▶ Work instructions
Tally all lines containing the word "jinoiy". Give the number alone.

▶ Provided records
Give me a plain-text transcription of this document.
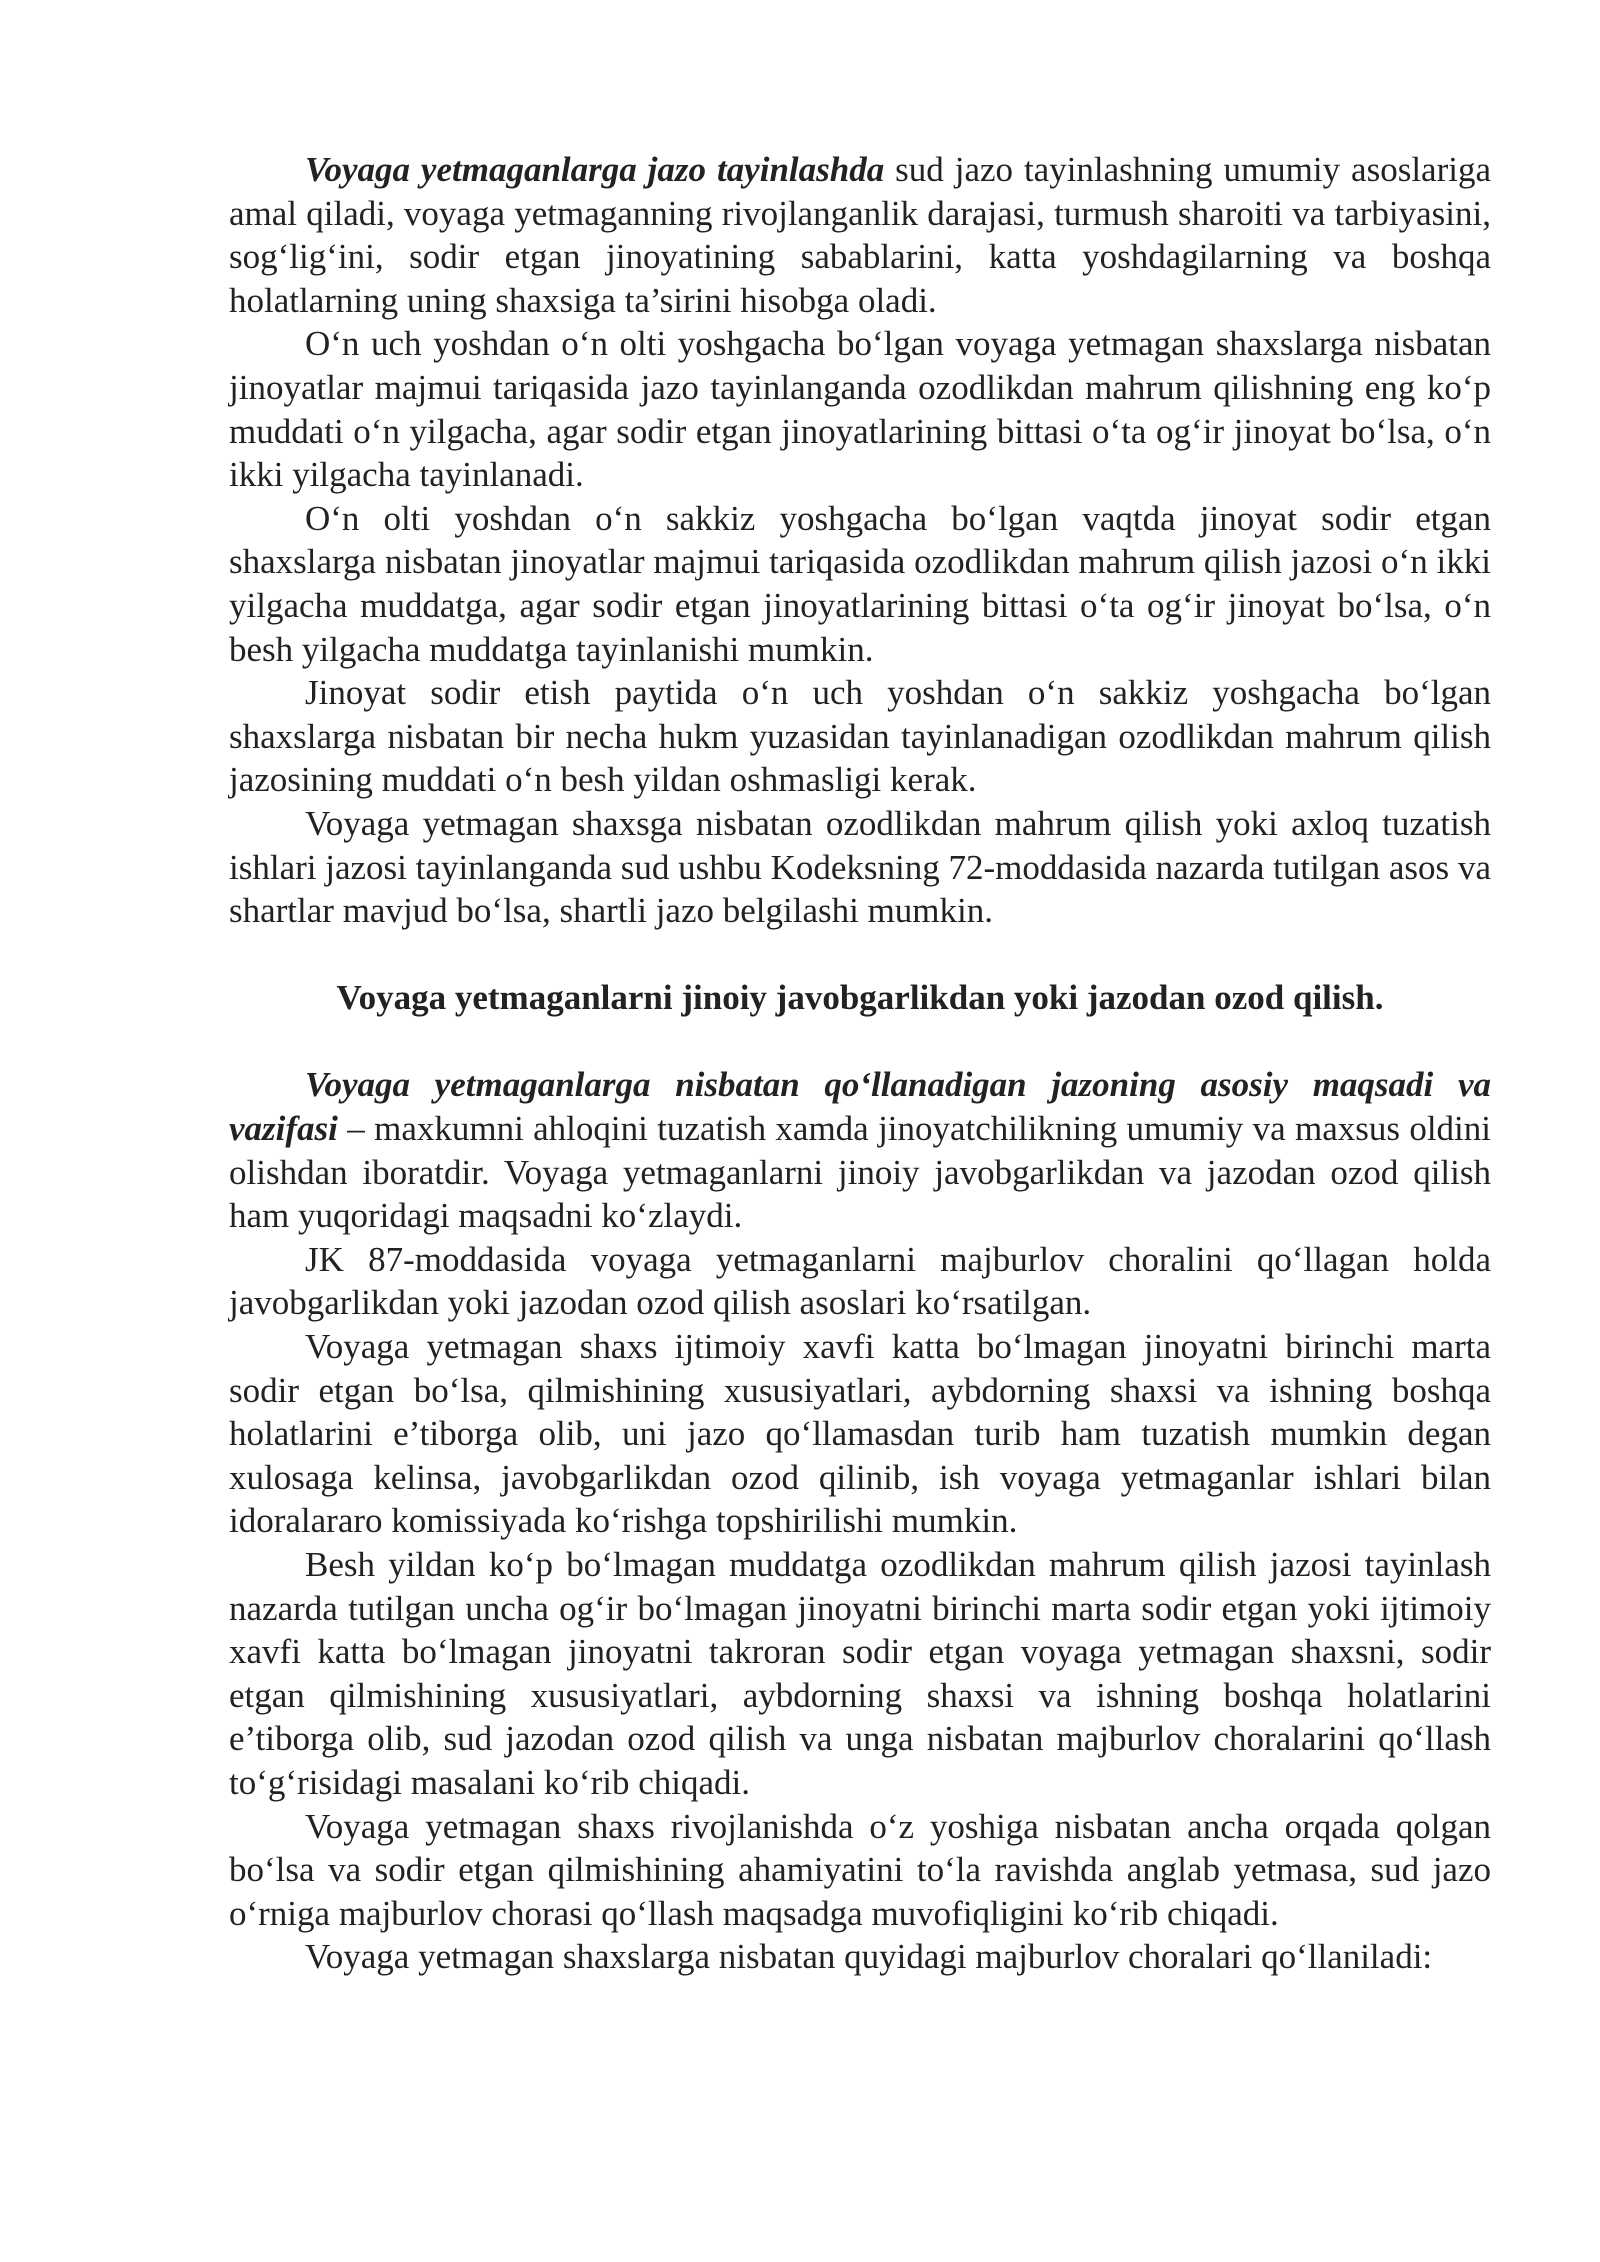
Voyaga yetmaganlarga jazo tayinlashda sud jazo tayinlashning umumiy asoslariga amal qiladi, voyaga yetmaganning rivojlanganlik darajasi, turmush sharoiti va tarbiyasini, sog‘lig‘ini, sodir etgan jinoyatining sabablarini, katta yoshdagilarning va boshqa holatlarning uning shaxsiga ta’sirini hisobga oladi.

O‘n uch yoshdan o‘n olti yoshgacha bo‘lgan voyaga yetmagan shaxslarga nisbatan jinoyatlar majmui tariqasida jazo tayinlanganda ozodlikdan mahrum qilishning eng ko‘p muddati o‘n yilgacha, agar sodir etgan jinoyatlarining bittasi o‘ta og‘ir jinoyat bo‘lsa, o‘n ikki yilgacha tayinlanadi.

O‘n olti yoshdan o‘n sakkiz yoshgacha bo‘lgan vaqtda jinoyat sodir etgan shaxslarga nisbatan jinoyatlar majmui tariqasida ozodlikdan mahrum qilish jazosi o‘n ikki yilgacha muddatga, agar sodir etgan jinoyatlarining bittasi o‘ta og‘ir jinoyat bo‘lsa, o‘n besh yilgacha muddatga tayinlanishi mumkin.

Jinoyat sodir etish paytida o‘n uch yoshdan o‘n sakkiz yoshgacha bo‘lgan shaxslarga nisbatan bir necha hukm yuzasidan tayinlanadigan ozodlikdan mahrum qilish jazosining muddati o‘n besh yildan oshmasligi kerak.

Voyaga yetmagan shaxsga nisbatan ozodlikdan mahrum qilish yoki axloq tuzatish ishlari jazosi tayinlanganda sud ushbu Kodeksning 72-moddasida nazarda tutilgan asos va shartlar mavjud bo‘lsa, shartli jazo belgilashi mumkin.

Voyaga yetmaganlarni jinoiy javobgarlikdan yoki jazodan ozod qilish.

Voyaga yetmaganlarga nisbatan qo‘llanadigan jazoning asosiy maqsadi va vazifasi – maxkumni ahloqini tuzatish xamda jinoyatchilikning umumiy va maxsus oldini olishdan iboratdir. Voyaga yetmaganlarni jinoiy javobgarlikdan va jazodan ozod qilish ham yuqoridagi maqsadni ko‘zlaydi.

JK 87-moddasida voyaga yetmaganlarni majburlov choralini qo‘llagan holda javobgarlikdan yoki jazodan ozod qilish asoslari ko‘rsatilgan.

Voyaga yetmagan shaxs ijtimoiy xavfi katta bo‘lmagan jinoyatni birinchi marta sodir etgan bo‘lsa, qilmishining xususiyatlari, aybdorning shaxsi va ishning boshqa holatlarini e’tiborga olib, uni jazo qo‘llamasdan turib ham tuzatish mumkin degan xulosaga kelinsa, javobgarlikdan ozod qilinib, ish voyaga yetmaganlar ishlari bilan idoralararo komissiyada ko‘rishga topshirilishi mumkin.

Besh yildan ko‘p bo‘lmagan muddatga ozodlikdan mahrum qilish jazosi tayinlash nazarda tutilgan uncha og‘ir bo‘lmagan jinoyatni birinchi marta sodir etgan yoki ijtimoiy xavfi katta bo‘lmagan jinoyatni takroran sodir etgan voyaga yetmagan shaxsni, sodir etgan qilmishining xususiyatlari, aybdorning shaxsi va ishning boshqa holatlarini e’tiborga olib, sud jazodan ozod qilish va unga nisbatan majburlov choralarini qo‘llash to‘g‘risidagi masalani ko‘rib chiqadi.

Voyaga yetmagan shaxs rivojlanishda o‘z yoshiga nisbatan ancha orqada qolgan bo‘lsa va sodir etgan qilmishining ahamiyatini to‘la ravishda anglab yetmasa, sud jazo o‘rniga majburlov chorasi qo‘llash maqsadga muvofiqligini ko‘rib chiqadi.

Voyaga yetmagan shaxslarga nisbatan quyidagi majburlov choralari qo‘llaniladi:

▶ Result for this exercise
2